### Supplied material
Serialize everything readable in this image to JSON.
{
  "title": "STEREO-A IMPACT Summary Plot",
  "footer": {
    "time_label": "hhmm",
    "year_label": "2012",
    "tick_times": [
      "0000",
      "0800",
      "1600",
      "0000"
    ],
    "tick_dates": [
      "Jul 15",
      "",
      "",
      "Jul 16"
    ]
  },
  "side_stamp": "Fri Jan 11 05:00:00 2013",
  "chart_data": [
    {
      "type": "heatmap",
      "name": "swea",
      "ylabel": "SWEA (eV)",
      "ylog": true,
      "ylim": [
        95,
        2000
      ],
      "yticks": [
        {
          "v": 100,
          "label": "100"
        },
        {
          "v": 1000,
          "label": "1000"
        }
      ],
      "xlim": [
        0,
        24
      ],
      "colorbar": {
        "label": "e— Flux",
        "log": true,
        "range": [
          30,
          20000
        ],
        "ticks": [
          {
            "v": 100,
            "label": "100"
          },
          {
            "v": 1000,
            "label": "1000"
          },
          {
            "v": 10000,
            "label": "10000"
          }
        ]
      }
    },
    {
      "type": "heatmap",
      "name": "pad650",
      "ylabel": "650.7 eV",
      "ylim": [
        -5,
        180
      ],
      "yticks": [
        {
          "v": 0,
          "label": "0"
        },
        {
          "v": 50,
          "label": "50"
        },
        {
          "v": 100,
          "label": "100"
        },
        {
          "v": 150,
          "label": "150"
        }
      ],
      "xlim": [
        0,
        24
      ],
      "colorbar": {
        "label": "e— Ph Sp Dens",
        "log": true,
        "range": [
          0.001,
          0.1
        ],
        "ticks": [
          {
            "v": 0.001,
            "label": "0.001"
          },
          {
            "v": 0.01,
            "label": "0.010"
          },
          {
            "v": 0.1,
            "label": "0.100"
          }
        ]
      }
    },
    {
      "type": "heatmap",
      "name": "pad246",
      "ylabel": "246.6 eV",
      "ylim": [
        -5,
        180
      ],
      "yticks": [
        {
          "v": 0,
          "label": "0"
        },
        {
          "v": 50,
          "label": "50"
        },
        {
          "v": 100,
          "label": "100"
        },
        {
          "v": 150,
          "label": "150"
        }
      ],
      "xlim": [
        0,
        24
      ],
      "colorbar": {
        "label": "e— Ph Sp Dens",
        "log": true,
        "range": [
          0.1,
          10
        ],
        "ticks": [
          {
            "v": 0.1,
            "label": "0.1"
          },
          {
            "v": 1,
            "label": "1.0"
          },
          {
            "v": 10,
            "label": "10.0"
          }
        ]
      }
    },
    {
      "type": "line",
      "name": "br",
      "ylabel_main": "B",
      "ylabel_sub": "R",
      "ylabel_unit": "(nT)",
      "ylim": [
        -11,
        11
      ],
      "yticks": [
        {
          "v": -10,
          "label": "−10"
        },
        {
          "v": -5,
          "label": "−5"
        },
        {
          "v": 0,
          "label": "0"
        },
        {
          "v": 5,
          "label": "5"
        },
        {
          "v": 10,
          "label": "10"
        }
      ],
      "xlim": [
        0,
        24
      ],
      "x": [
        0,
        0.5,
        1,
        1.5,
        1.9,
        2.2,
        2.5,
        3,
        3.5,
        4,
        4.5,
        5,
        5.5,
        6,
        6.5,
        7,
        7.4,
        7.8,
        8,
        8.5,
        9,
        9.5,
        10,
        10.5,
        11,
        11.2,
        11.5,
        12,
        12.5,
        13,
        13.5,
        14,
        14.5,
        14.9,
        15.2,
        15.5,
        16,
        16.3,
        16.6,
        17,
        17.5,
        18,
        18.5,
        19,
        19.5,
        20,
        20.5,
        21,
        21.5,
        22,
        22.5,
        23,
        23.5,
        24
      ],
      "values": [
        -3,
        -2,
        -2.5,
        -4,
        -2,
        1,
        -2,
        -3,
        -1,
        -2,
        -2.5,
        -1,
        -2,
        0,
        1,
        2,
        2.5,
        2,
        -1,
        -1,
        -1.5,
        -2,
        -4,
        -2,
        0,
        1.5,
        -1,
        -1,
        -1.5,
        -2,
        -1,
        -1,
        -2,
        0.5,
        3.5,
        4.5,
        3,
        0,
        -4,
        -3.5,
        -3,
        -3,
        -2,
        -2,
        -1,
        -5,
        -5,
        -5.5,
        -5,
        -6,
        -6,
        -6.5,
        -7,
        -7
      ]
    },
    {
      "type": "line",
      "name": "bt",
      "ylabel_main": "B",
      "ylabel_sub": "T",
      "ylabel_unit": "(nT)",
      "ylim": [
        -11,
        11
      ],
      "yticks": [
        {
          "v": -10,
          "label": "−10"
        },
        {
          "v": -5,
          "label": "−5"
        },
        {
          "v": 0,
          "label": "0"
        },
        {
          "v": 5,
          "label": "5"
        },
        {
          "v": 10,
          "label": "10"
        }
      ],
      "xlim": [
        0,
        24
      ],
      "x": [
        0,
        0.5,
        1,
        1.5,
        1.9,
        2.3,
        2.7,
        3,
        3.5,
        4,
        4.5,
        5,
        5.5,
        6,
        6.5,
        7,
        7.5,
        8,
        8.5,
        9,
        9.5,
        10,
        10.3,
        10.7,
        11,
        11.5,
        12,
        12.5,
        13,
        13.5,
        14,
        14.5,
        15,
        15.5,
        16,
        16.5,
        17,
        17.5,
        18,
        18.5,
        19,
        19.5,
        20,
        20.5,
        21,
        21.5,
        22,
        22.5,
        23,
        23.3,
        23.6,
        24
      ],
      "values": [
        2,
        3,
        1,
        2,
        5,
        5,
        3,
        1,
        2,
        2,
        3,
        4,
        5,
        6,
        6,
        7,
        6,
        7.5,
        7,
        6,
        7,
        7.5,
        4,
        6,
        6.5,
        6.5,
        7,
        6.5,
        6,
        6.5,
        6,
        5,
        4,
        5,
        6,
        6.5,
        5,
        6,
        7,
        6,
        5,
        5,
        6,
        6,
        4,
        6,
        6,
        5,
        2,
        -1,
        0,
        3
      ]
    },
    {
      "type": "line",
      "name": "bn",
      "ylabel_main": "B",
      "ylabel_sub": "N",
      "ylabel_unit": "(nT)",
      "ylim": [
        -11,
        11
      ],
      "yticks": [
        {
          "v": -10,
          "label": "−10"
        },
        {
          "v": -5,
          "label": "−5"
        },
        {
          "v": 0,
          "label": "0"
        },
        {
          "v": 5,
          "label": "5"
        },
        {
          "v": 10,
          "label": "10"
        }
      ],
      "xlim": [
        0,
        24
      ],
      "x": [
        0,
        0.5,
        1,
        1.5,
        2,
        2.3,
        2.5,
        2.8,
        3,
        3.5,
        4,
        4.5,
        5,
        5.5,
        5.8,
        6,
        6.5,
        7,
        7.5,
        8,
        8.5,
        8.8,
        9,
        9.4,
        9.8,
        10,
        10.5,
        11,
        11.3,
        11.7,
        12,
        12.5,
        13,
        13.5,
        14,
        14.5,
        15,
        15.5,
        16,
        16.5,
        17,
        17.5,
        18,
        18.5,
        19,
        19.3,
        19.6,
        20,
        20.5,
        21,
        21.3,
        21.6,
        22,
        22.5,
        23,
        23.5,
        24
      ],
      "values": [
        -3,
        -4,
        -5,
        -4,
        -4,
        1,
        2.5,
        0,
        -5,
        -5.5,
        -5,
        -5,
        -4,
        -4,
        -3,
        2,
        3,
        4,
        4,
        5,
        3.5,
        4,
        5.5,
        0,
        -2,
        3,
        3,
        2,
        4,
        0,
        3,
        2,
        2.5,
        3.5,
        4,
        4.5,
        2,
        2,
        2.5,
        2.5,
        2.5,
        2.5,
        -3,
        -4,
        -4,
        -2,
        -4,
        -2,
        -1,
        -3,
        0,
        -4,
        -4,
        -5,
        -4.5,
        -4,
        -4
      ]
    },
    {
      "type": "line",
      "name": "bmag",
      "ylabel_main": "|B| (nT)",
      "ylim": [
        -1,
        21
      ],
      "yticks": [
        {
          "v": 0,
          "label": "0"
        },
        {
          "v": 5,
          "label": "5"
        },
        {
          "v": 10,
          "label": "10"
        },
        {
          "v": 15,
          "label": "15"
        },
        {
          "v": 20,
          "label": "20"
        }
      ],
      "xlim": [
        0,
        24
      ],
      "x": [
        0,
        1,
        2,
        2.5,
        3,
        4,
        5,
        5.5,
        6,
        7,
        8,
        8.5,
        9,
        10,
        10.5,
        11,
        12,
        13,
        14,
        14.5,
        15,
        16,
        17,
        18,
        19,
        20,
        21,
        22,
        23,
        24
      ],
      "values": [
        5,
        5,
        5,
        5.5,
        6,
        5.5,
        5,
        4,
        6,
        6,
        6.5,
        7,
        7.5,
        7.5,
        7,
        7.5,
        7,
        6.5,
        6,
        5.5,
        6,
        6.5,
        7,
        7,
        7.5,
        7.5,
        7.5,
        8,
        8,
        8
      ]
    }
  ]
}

### Required work
Filter the entries and copy out every line with the word "name".

### Reply
      "name": "swea",
      "name": "pad650",
      "name": "pad246",
      "name": "br",
      "name": "bt",
      "name": "bn",
      "name": "bmag",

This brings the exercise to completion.